**Your task**: Copy out the entries below precisely; nothing is to be omitted.

**Raw data**:

*****

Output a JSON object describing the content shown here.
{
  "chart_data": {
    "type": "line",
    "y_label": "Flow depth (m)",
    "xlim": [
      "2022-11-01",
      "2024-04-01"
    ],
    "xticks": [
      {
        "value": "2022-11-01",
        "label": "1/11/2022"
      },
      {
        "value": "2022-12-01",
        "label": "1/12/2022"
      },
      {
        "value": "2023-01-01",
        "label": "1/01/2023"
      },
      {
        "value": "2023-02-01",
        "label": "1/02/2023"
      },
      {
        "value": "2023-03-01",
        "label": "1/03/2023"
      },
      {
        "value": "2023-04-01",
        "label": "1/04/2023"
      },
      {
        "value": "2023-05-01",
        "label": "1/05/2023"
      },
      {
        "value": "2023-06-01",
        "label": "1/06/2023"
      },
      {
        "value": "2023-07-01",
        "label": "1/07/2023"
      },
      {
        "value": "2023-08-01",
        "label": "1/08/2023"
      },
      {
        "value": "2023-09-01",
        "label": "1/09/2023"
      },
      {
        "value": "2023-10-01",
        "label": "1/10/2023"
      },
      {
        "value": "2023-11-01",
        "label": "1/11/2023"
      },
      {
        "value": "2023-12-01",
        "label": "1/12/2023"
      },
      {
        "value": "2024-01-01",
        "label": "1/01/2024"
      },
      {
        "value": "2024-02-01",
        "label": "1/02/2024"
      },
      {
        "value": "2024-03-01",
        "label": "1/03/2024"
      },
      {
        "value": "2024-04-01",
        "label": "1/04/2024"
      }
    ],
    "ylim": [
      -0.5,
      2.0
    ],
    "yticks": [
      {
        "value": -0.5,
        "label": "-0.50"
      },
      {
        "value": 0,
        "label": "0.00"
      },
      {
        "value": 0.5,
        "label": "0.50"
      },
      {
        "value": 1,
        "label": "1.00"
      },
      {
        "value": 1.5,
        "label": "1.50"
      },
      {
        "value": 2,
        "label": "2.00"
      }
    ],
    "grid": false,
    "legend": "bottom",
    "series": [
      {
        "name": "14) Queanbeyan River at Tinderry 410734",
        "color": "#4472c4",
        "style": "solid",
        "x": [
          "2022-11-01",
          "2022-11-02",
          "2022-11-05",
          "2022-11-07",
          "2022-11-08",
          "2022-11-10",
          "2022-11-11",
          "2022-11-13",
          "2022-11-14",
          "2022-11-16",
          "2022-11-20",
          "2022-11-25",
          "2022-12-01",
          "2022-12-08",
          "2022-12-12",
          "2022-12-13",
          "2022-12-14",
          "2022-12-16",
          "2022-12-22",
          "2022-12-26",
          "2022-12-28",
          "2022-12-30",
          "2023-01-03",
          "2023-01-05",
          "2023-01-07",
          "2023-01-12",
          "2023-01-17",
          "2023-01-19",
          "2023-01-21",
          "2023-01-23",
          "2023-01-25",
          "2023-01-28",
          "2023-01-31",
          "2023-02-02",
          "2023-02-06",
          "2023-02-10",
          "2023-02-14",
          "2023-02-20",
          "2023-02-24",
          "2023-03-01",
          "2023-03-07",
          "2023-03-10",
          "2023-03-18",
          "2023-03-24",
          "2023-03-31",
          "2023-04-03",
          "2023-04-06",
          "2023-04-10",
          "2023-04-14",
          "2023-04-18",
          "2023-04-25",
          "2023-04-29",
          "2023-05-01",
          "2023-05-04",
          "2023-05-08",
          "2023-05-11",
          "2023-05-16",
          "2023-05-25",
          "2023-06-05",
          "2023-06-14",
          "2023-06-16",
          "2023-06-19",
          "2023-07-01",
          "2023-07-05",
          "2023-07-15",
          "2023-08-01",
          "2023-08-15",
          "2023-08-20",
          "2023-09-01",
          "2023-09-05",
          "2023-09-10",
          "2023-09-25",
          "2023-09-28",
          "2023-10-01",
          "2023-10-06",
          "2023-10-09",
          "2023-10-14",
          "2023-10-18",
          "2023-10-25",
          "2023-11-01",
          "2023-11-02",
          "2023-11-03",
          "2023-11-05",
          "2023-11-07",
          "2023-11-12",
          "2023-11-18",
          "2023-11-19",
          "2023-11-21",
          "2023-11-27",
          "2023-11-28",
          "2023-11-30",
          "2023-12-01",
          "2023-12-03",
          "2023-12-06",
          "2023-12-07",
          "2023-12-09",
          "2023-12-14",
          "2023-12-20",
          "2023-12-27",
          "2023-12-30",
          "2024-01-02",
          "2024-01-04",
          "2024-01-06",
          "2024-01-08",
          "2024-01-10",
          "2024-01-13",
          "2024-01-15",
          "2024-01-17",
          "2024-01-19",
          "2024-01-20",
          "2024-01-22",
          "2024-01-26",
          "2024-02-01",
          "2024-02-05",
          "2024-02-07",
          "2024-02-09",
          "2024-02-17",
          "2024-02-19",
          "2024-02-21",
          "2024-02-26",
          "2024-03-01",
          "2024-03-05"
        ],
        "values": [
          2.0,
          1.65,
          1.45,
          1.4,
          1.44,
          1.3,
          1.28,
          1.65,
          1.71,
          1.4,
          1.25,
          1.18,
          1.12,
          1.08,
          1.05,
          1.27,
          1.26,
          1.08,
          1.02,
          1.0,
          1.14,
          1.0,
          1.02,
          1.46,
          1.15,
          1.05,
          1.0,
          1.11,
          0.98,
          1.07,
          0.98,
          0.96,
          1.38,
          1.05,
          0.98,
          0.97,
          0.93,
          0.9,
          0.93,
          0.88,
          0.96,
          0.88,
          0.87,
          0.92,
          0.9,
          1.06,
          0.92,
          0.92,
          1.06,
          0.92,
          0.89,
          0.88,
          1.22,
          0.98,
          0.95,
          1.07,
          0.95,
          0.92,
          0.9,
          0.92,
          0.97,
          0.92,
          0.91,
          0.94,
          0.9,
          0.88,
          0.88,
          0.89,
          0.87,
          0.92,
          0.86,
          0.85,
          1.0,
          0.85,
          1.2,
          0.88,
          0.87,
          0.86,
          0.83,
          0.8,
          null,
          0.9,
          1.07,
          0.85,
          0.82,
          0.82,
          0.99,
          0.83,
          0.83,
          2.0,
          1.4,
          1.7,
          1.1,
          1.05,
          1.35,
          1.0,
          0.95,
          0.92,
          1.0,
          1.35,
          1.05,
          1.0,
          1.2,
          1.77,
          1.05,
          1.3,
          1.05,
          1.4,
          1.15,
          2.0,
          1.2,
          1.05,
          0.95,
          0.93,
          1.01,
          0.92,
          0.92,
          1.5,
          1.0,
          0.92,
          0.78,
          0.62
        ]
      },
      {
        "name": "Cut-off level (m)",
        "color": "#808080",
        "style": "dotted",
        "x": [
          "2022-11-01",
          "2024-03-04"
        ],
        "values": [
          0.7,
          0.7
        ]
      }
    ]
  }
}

*****

**Response to the task**:
Output a JSON object describing the content shown here.
{
  "chart_data": {
    "type": "line",
    "y_label": "Flow depth (m)",
    "xlim": [
      "2022-11-01",
      "2024-04-01"
    ],
    "xticks": [
      {
        "value": "2022-11-01",
        "label": "1/11/2022"
      },
      {
        "value": "2022-12-01",
        "label": "1/12/2022"
      },
      {
        "value": "2023-01-01",
        "label": "1/01/2023"
      },
      {
        "value": "2023-02-01",
        "label": "1/02/2023"
      },
      {
        "value": "2023-03-01",
        "label": "1/03/2023"
      },
      {
        "value": "2023-04-01",
        "label": "1/04/2023"
      },
      {
        "value": "2023-05-01",
        "label": "1/05/2023"
      },
      {
        "value": "2023-06-01",
        "label": "1/06/2023"
      },
      {
        "value": "2023-07-01",
        "label": "1/07/2023"
      },
      {
        "value": "2023-08-01",
        "label": "1/08/2023"
      },
      {
        "value": "2023-09-01",
        "label": "1/09/2023"
      },
      {
        "value": "2023-10-01",
        "label": "1/10/2023"
      },
      {
        "value": "2023-11-01",
        "label": "1/11/2023"
      },
      {
        "value": "2023-12-01",
        "label": "1/12/2023"
      },
      {
        "value": "2024-01-01",
        "label": "1/01/2024"
      },
      {
        "value": "2024-02-01",
        "label": "1/02/2024"
      },
      {
        "value": "2024-03-01",
        "label": "1/03/2024"
      },
      {
        "value": "2024-04-01",
        "label": "1/04/2024"
      }
    ],
    "ylim": [
      -0.5,
      2.0
    ],
    "yticks": [
      {
        "value": -0.5,
        "label": "-0.50"
      },
      {
        "value": 0,
        "label": "0.00"
      },
      {
        "value": 0.5,
        "label": "0.50"
      },
      {
        "value": 1,
        "label": "1.00"
      },
      {
        "value": 1.5,
        "label": "1.50"
      },
      {
        "value": 2,
        "label": "2.00"
      }
    ],
    "grid": false,
    "legend": "bottom",
    "series": [
      {
        "name": "14) Queanbeyan River at Tinderry 410734",
        "color": "#4472c4",
        "style": "solid",
        "x": [
          "2022-11-01",
          "2022-11-02",
          "2022-11-05",
          "2022-11-07",
          "2022-11-08",
          "2022-11-10",
          "2022-11-11",
          "2022-11-13",
          "2022-11-14",
          "2022-11-16",
          "2022-11-20",
          "2022-11-25",
          "2022-12-01",
          "2022-12-08",
          "2022-12-12",
          "2022-12-13",
          "2022-12-14",
          "2022-12-16",
          "2022-12-22",
          "2022-12-26",
          "2022-12-28",
          "2022-12-30",
          "2023-01-03",
          "2023-01-05",
          "2023-01-07",
          "2023-01-12",
          "2023-01-17",
          "2023-01-19",
          "2023-01-21",
          "2023-01-23",
          "2023-01-25",
          "2023-01-28",
          "2023-01-31",
          "2023-02-02",
          "2023-02-06",
          "2023-02-10",
          "2023-02-14",
          "2023-02-20",
          "2023-02-24",
          "2023-03-01",
          "2023-03-07",
          "2023-03-10",
          "2023-03-18",
          "2023-03-24",
          "2023-03-31",
          "2023-04-03",
          "2023-04-06",
          "2023-04-10",
          "2023-04-14",
          "2023-04-18",
          "2023-04-25",
          "2023-04-29",
          "2023-05-01",
          "2023-05-04",
          "2023-05-08",
          "2023-05-11",
          "2023-05-16",
          "2023-05-25",
          "2023-06-05",
          "2023-06-14",
          "2023-06-16",
          "2023-06-19",
          "2023-07-01",
          "2023-07-05",
          "2023-07-15",
          "2023-08-01",
          "2023-08-15",
          "2023-08-20",
          "2023-09-01",
          "2023-09-05",
          "2023-09-10",
          "2023-09-25",
          "2023-09-28",
          "2023-10-01",
          "2023-10-06",
          "2023-10-09",
          "2023-10-14",
          "2023-10-18",
          "2023-10-25",
          "2023-11-01",
          "2023-11-02",
          "2023-11-03",
          "2023-11-05",
          "2023-11-07",
          "2023-11-12",
          "2023-11-18",
          "2023-11-19",
          "2023-11-21",
          "2023-11-27",
          "2023-11-28",
          "2023-11-30",
          "2023-12-01",
          "2023-12-03",
          "2023-12-06",
          "2023-12-07",
          "2023-12-09",
          "2023-12-14",
          "2023-12-20",
          "2023-12-27",
          "2023-12-30",
          "2024-01-02",
          "2024-01-04",
          "2024-01-06",
          "2024-01-08",
          "2024-01-10",
          "2024-01-13",
          "2024-01-15",
          "2024-01-17",
          "2024-01-19",
          "2024-01-20",
          "2024-01-22",
          "2024-01-26",
          "2024-02-01",
          "2024-02-05",
          "2024-02-07",
          "2024-02-09",
          "2024-02-17",
          "2024-02-19",
          "2024-02-21",
          "2024-02-26",
          "2024-03-01",
          "2024-03-05"
        ],
        "values": [
          2.0,
          1.65,
          1.45,
          1.4,
          1.44,
          1.3,
          1.28,
          1.65,
          1.71,
          1.4,
          1.25,
          1.18,
          1.12,
          1.08,
          1.05,
          1.27,
          1.26,
          1.08,
          1.02,
          1.0,
          1.14,
          1.0,
          1.02,
          1.46,
          1.15,
          1.05,
          1.0,
          1.11,
          0.98,
          1.07,
          0.98,
          0.96,
          1.38,
          1.05,
          0.98,
          0.97,
          0.93,
          0.9,
          0.93,
          0.88,
          0.96,
          0.88,
          0.87,
          0.92,
          0.9,
          1.06,
          0.92,
          0.92,
          1.06,
          0.92,
          0.89,
          0.88,
          1.22,
          0.98,
          0.95,
          1.07,
          0.95,
          0.92,
          0.9,
          0.92,
          0.97,
          0.92,
          0.91,
          0.94,
          0.9,
          0.88,
          0.88,
          0.89,
          0.87,
          0.92,
          0.86,
          0.85,
          1.0,
          0.85,
          1.2,
          0.88,
          0.87,
          0.86,
          0.83,
          0.8,
          null,
          0.9,
          1.07,
          0.85,
          0.82,
          0.82,
          0.99,
          0.83,
          0.83,
          2.0,
          1.4,
          1.7,
          1.1,
          1.05,
          1.35,
          1.0,
          0.95,
          0.92,
          1.0,
          1.35,
          1.05,
          1.0,
          1.2,
          1.77,
          1.05,
          1.3,
          1.05,
          1.4,
          1.15,
          2.0,
          1.2,
          1.05,
          0.95,
          0.93,
          1.01,
          0.92,
          0.92,
          1.5,
          1.0,
          0.92,
          0.78,
          0.62
        ]
      },
      {
        "name": "Cut-off level (m)",
        "color": "#808080",
        "style": "dotted",
        "x": [
          "2022-11-01",
          "2024-03-04"
        ],
        "values": [
          0.7,
          0.7
        ]
      }
    ]
  }
}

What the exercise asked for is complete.